Dataset entries on figures
***
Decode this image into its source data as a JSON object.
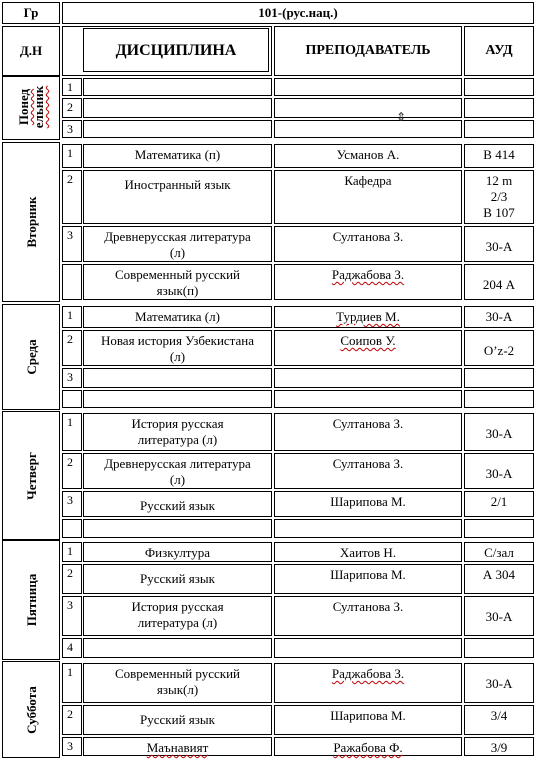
{
  "header": {
    "group_label": "Гр",
    "group_name": "101-(рус.нац.)",
    "day_col": "Д.Н",
    "discipline_col": "ДИСЦИПЛИНА",
    "teacher_col": "ПРЕПОДАВАТЕЛЬ",
    "room_col": "АУД"
  },
  "days": [
    {
      "name": "Понед ельник",
      "rows": [
        {
          "num": "1",
          "discipline": "",
          "teacher": "",
          "room": ""
        },
        {
          "num": "2",
          "discipline": "",
          "teacher": "",
          "room": ""
        },
        {
          "num": "3",
          "discipline": "",
          "teacher": "",
          "room": ""
        }
      ]
    },
    {
      "name": "Вторник",
      "rows": [
        {
          "num": "1",
          "discipline": "Математика (п)",
          "teacher": "Усманов А.",
          "room": "В 414"
        },
        {
          "num": "2",
          "discipline": "Иностранный язык",
          "teacher": "Кафедра",
          "room_lines": [
            "12 m",
            "2/3",
            "В 107"
          ]
        },
        {
          "num": "3",
          "discipline_lines": [
            "Древнерусская литература",
            "(л)"
          ],
          "teacher": "Султанова З.",
          "room": "30-А"
        },
        {
          "num": "",
          "discipline_lines": [
            "Современный русский",
            "язык(п)"
          ],
          "teacher": "Раджабова З.",
          "room": "204 А"
        }
      ]
    },
    {
      "name": "Среда",
      "rows": [
        {
          "num": "1",
          "discipline": "Математика (л)",
          "teacher": "Турдиев М.",
          "room": "30-А"
        },
        {
          "num": "2",
          "discipline_lines": [
            "Новая история Узбекистана",
            "(л)"
          ],
          "teacher": "Соипов У.",
          "room": "O’z-2"
        },
        {
          "num": "3",
          "discipline": "",
          "teacher": "",
          "room": ""
        },
        {
          "num": "",
          "discipline": "",
          "teacher": "",
          "room": ""
        }
      ]
    },
    {
      "name": "Четверг",
      "rows": [
        {
          "num": "1",
          "discipline_lines": [
            "История  русская",
            "литература (л)"
          ],
          "teacher": "Султанова З.",
          "room": "30-А"
        },
        {
          "num": "2",
          "discipline_lines": [
            "Древнерусская литература",
            "(л)"
          ],
          "teacher": "Султанова З.",
          "room": "30-А"
        },
        {
          "num": "3",
          "discipline": "Русский язык",
          "teacher": "Шарипова М.",
          "room": "2/1"
        },
        {
          "num": "",
          "discipline": "",
          "teacher": "",
          "room": ""
        }
      ]
    },
    {
      "name": "Пятница",
      "rows": [
        {
          "num": "1",
          "discipline": "Физкултура",
          "teacher": "Хаитов Н.",
          "room": "С/зал"
        },
        {
          "num": "2",
          "discipline": "Русский язык",
          "teacher": "Шарипова М.",
          "room": "А 304"
        },
        {
          "num": "3",
          "discipline_lines": [
            "История  русская",
            "литература (л)"
          ],
          "teacher": "Султанова З.",
          "room": "30-А"
        },
        {
          "num": "4",
          "discipline": "",
          "teacher": "",
          "room": ""
        }
      ]
    },
    {
      "name": "Суббота",
      "rows": [
        {
          "num": "1",
          "discipline_lines": [
            "Современный русский",
            "язык(л)"
          ],
          "teacher": "Раджабова З.",
          "room": "30-А"
        },
        {
          "num": "2",
          "discipline": "Русский язык",
          "teacher": "Шарипова М.",
          "room": "3/4"
        },
        {
          "num": "3",
          "discipline": "Маънавият",
          "teacher": "Ражабова Ф.",
          "room": "3/9"
        }
      ]
    }
  ]
}
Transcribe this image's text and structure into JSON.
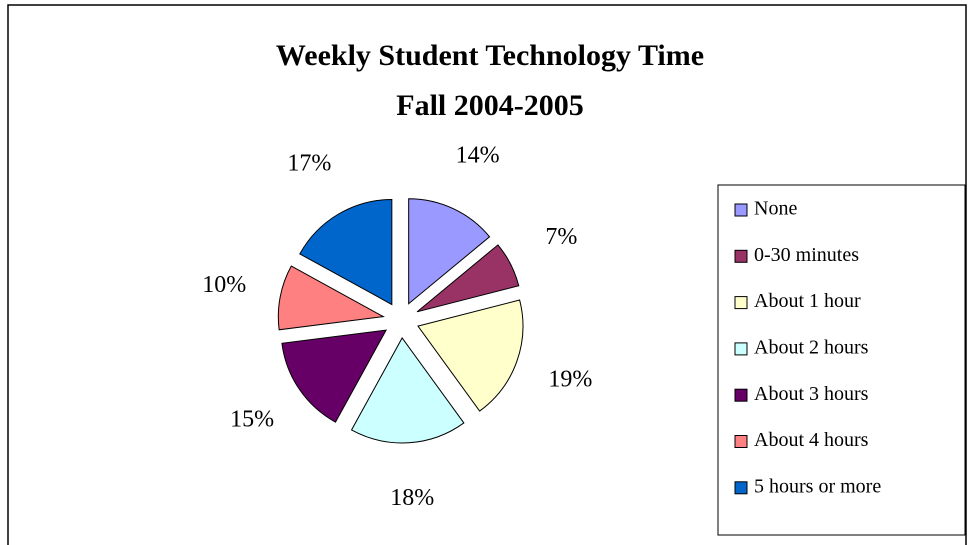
{
  "chart_data": {
    "type": "pie",
    "title": "Weekly Student Technology Time",
    "subtitle": "Fall 2004-2005",
    "categories": [
      "None",
      "0-30 minutes",
      "About 1 hour",
      "About 2 hours",
      "About 3 hours",
      "About 4 hours",
      "5 hours or more"
    ],
    "values": [
      14,
      7,
      19,
      18,
      15,
      10,
      17
    ],
    "value_labels": [
      "14%",
      "7%",
      "19%",
      "18%",
      "15%",
      "10%",
      "17%"
    ],
    "colors": [
      "#9999ff",
      "#993366",
      "#ffffcc",
      "#ccffff",
      "#660066",
      "#ff8080",
      "#0066cc"
    ],
    "exploded": true,
    "legend": "right"
  }
}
***
▸ **Exercise**
Output only these lines, word for word: the line containing "Transcribe this image's" and every line after it through the last line of the data. Omit the pictures.

▸ **Task result**
Transcribe this image's text and structure into JSON.
{
  "chart_data": {
    "type": "pie",
    "title": "Weekly Student Technology Time",
    "subtitle": "Fall 2004-2005",
    "categories": [
      "None",
      "0-30 minutes",
      "About 1 hour",
      "About 2 hours",
      "About 3 hours",
      "About 4 hours",
      "5 hours or more"
    ],
    "values": [
      14,
      7,
      19,
      18,
      15,
      10,
      17
    ],
    "value_labels": [
      "14%",
      "7%",
      "19%",
      "18%",
      "15%",
      "10%",
      "17%"
    ],
    "colors": [
      "#9999ff",
      "#993366",
      "#ffffcc",
      "#ccffff",
      "#660066",
      "#ff8080",
      "#0066cc"
    ],
    "exploded": true,
    "legend": "right"
  }
}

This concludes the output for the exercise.